WORK TO BE COMPLETED — Repeat the material exactly, every line of it.

AVAILABLE DATA —
%%
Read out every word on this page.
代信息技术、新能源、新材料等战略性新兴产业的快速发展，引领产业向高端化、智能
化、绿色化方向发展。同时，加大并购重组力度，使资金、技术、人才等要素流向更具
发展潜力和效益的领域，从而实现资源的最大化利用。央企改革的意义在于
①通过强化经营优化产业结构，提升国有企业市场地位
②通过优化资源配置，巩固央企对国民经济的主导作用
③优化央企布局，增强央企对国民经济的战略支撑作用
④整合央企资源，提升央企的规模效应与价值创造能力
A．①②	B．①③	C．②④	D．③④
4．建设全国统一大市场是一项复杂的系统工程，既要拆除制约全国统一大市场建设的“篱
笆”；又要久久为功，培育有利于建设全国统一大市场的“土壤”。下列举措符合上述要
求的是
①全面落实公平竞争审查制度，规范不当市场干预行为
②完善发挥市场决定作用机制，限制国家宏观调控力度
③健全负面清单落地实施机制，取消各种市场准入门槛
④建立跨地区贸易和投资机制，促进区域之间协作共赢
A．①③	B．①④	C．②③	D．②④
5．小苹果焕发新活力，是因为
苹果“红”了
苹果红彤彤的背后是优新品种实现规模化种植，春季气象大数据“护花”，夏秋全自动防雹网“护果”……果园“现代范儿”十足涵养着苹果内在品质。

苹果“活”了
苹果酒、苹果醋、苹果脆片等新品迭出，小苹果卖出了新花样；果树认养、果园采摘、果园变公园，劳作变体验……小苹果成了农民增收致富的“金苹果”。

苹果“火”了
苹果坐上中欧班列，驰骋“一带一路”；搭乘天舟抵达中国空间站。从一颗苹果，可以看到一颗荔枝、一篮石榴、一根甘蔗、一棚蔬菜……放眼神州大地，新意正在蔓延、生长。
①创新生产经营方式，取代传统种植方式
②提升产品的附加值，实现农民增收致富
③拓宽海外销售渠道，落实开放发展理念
%%
REPLY TO THE EXERCISE —
Read out every word on this page.
代信息技术、新能源、新材料等战略性新兴产业的快速发展，引领产业向高端化、智能
化、绿色化方向发展。同时，加大并购重组力度，使资金、技术、人才等要素流向更具
发展潜力和效益的领域，从而实现资源的最大化利用。央企改革的意义在于
①通过强化经营优化产业结构，提升国有企业市场地位
②通过优化资源配置，巩固央企对国民经济的主导作用
③优化央企布局，增强央企对国民经济的战略支撑作用
④整合央企资源，提升央企的规模效应与价值创造能力
A．①②	B．①③	C．②④	D．③④
4．建设全国统一大市场是一项复杂的系统工程，既要拆除制约全国统一大市场建设的“篱
笆”；又要久久为功，培育有利于建设全国统一大市场的“土壤”。下列举措符合上述要
求的是
①全面落实公平竞争审查制度，规范不当市场干预行为
②完善发挥市场决定作用机制，限制国家宏观调控力度
③健全负面清单落地实施机制，取消各种市场准入门槛
④建立跨地区贸易和投资机制，促进区域之间协作共赢
A．①③	B．①④	C．②③	D．②④
5．小苹果焕发新活力，是因为
苹果“红”了
苹果红彤彤的背后是优新品种实现规模化种植，春季气象大数据“护花”，夏秋全自动防雹网“护果”……果园“现代范儿”十足涵养着苹果内在品质。

苹果“活”了
苹果酒、苹果醋、苹果脆片等新品迭出，小苹果卖出了新花样；果树认养、果园采摘、果园变公园，劳作变体验……小苹果成了农民增收致富的“金苹果”。

苹果“火”了
苹果坐上中欧班列，驰骋“一带一路”；搭乘天舟抵达中国空间站。从一颗苹果，可以看到一颗荔枝、一篮石榴、一根甘蔗、一棚蔬菜……放眼神州大地，新意正在蔓延、生长。
①创新生产经营方式，取代传统种植方式
②提升产品的附加值，实现农民增收致富
③拓宽海外销售渠道，落实开放发展理念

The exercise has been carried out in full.